** BEGIN PAGE EXCERPT **

The parliamentary elections that ended last week in a strengthening of the mandate of the Congress party and its political allies appear to have produced a difference in Manmohan's body language. In his initial meetings with the Indian media this week, he appeared more confident and assertive, as if casting off the more familiar look of a meek, lost, elderly professor caught in a wild Saturday night college party.
The mood of optimism as Congress emerged with a higher-than expected 205 seats in the Lok Sabha (Lower House), the most by any single party, was not confined to the free-market worshipping prime minister, the first premier in 45 years since Jawaharlal Nehru to win a second, consecutive five-year term.
"The election results are good for India," said a happy Fayaz Ahmed munching a sandwich during lunch hour outside the Bombay Stock Exchange (BSE) on Thursday. Like many in India, he was prepared to back his confidence in the new government with cash, as he envisages more money being ploughed into building roads, railways and other infrastructure developments.
"My investment portfolio has changed towards infrastructure - that is the best sector to invest in now." Some politicians clearly think along similar lines.
India is expected to spend more than US$500 billion in improving infrastructure in the coming years, and share prices of companies such as GMR Infrastructure have strengthened since the election results came in at the weekend - GMR hit a 52-week high of 171.30 rupees on Thursday.
Ahmed, a small investor who works with a leading exporter of agricultural products, said he made a nice profit after India voted to give Manmohan and the Sonia Gandhi-led United Progressive Alliance (UPA) another chance.
"I was very confident that the UPA would win," said Ahmed, who was part of a larger-than-usual crowd in the searing mid-summer heat on Thursday, staring up at the electronic ticker flashing details of the BSE Sensex index, which hovered under the 14,000-point mark.

** END PAGE EXCERPT **
** BEGIN RECORDED DATA **

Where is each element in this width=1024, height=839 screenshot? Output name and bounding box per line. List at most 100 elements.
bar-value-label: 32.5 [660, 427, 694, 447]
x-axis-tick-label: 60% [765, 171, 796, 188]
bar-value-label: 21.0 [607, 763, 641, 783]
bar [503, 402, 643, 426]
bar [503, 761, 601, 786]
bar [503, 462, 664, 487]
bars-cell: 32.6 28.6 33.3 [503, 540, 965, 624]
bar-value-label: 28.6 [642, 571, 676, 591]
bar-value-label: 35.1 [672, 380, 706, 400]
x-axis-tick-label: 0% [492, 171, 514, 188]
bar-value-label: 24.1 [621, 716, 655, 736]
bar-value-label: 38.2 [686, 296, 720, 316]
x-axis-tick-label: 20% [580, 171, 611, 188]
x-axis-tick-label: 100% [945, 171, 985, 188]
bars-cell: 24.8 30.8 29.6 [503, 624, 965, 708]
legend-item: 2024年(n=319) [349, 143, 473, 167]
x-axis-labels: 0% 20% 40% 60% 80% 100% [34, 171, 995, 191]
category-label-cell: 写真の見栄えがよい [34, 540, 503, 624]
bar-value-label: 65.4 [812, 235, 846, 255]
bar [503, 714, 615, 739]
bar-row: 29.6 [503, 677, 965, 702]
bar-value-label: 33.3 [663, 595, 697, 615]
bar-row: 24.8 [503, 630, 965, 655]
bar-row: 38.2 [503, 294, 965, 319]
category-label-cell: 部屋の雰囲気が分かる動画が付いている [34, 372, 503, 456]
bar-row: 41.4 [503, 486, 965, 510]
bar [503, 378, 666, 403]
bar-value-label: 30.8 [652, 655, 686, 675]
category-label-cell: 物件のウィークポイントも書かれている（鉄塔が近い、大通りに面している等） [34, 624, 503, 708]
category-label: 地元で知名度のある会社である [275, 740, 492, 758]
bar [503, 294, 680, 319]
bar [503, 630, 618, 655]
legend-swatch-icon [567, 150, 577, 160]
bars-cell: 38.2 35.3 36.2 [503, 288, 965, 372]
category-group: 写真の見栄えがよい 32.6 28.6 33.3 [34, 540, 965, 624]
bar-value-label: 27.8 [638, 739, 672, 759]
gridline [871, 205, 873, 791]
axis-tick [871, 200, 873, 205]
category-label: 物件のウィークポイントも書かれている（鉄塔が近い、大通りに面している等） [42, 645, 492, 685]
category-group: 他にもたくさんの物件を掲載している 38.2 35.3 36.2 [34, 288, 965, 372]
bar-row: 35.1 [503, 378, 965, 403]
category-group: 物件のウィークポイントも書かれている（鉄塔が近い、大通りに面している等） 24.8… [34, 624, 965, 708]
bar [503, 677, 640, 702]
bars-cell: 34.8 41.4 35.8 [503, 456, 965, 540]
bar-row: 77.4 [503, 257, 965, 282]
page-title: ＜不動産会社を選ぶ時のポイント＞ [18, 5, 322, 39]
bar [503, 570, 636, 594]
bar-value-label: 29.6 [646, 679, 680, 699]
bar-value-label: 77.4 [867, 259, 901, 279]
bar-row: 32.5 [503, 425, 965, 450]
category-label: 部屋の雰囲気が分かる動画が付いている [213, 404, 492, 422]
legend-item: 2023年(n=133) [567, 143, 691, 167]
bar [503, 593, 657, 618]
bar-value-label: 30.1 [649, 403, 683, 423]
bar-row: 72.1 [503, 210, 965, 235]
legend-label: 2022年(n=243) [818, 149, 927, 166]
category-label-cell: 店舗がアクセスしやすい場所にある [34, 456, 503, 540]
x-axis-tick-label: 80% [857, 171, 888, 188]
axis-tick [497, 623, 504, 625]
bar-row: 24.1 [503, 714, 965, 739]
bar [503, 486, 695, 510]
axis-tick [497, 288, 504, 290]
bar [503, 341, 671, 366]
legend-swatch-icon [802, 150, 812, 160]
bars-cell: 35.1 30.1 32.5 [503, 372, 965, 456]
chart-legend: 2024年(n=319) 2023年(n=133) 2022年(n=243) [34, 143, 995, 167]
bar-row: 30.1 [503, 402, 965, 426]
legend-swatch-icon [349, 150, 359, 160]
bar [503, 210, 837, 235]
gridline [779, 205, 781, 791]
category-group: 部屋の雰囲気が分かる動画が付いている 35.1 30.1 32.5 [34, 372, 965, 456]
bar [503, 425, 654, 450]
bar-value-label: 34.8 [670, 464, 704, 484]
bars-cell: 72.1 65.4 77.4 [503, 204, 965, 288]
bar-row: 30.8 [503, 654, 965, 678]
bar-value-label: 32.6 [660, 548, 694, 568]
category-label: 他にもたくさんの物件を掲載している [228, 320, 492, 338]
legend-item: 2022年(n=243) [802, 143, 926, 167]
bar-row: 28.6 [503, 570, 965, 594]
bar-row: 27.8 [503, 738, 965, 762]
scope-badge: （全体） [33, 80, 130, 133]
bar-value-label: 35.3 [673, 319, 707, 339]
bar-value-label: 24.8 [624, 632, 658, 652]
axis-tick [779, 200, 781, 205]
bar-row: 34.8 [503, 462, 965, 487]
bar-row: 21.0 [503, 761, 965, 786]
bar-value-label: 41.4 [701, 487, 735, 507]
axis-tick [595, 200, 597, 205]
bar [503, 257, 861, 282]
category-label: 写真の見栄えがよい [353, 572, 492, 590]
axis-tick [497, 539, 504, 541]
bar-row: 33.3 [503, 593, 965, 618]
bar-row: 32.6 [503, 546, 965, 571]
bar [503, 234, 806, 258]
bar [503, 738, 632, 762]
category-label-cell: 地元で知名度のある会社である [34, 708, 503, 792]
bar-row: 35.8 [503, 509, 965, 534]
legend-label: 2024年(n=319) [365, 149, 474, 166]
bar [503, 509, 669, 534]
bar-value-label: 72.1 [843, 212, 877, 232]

** END RECORDED DATA **

* **PROBLEMS AND TASKS**
- a) From the article on India's election results, list every person mentioned by name.
- b) Rewrite the passage of the election-results article starting with "India is expected" and going on through "(UPA) another chance.", changing "small investor" to "retail investor".
- c) Carry the article on India's election results further, beginning after its final sentence.

* **REPLIES**
- a) Manmohan, Jawaharlal Nehru, Fayaz Ahmed, Sonia Gandhi

- b)
India is expected to spend more than US$500 billion in improving infrastructure in the coming years, and share prices of companies such as GMR Infrastructure have strengthened since the election results came in at the weekend - GMR hit a 52-week high of 171.30 rupees on Thursday.
Ahmed, a retail investor who works with a leading exporter of agricultural products, said he made a nice profit after India voted to give Manmohan and the Sonia Gandhi-led United Progressive Alliance (UPA) another chance.

- c)
Unlike in recent weeks, no grim faces could be seen on Dalal Street, home to the BSE and the heart of India's financial center in Mumbai. But there was no festive celebratory atmosphere either. The lunch-time crowd knew only too well that the Congress had still fallen short of a 272-seat majority in parliament and that coalition politics will continue to feature strongly.
This was already evident in the grab to get hold of infrastructure-related portfolios even before the government was due to be sworn in on Friday evening.
Muthuvel Karunanidhi, the 85-year-old Tamil Nadu chief minister and a Congress ally, brazenly demanded the railways, shipping, telecommunications, surface transport and power portfolios for his son, daughter and grand nephew.
This was a little too much for Congress leaders, who refused to treat India's infrastructure as the family property of a wily old politician. The demands were politely rejected, which left open the question of whether a sulking Karunanidhi will agree to his Dravida Munnetra Kazhagam party being part of the UPA government or support it from outside.
Manmohan does have some leeway in his appointments. On Wednesday, he submitted letters of support from 322 members of parliament to President Pratibha Patil to retain his prime ministerial job. The cushion of 40 extra MPs gives him more room to execute controversial open-market policies, such as freeing fuel prices from regulatory control and selling stakes in profitable government-owned companies.
The probability that the government will sell some of its stakes in government-owned companies, also called public sector companies, appeared so certain that share values of 46 of these jumped by between 10% and 20% on Monday, adding another $37.79 billion to their capitalization.
India's central and various state governments own, for instance, 80.35% of the $61 billion Indian Oil Corporation, one of India's largest companies and a Fortune 500 listee. The oil and related energy industries are expected to be among key growth sectors in Manmohan's second period in office.
Yet while Congress feels it can withstand arm-twisting from the Tamil Nadu chief minister and his family, only a diehard optimist would bet on the prime minister, who has no personal political base, having a peaceful five years with other coalition allies, such as the 54-year-old mercurial Mamata Banerjee and her party.
Banerjee, who heads the Trinamul Congress Party, came to international prominence this year when, in uncompromising fashion, she drove away Ratan Tata and his project to build the world's cheapest car, the Nano, in West Bengal, in a row over the sale of agricultural land to be used as a factory site.
Mamata Banerjee is front-runner to replace the very successful Lalu Prasad Yadav as India's next railway minister. She is also expected to replace the routed communist parties in blocking the free-market policies so loved by Manmohan. The Left Front, a key ally of the previous UPA grouping, won only 15 seats compared with 35 in the previous general elections in 2004.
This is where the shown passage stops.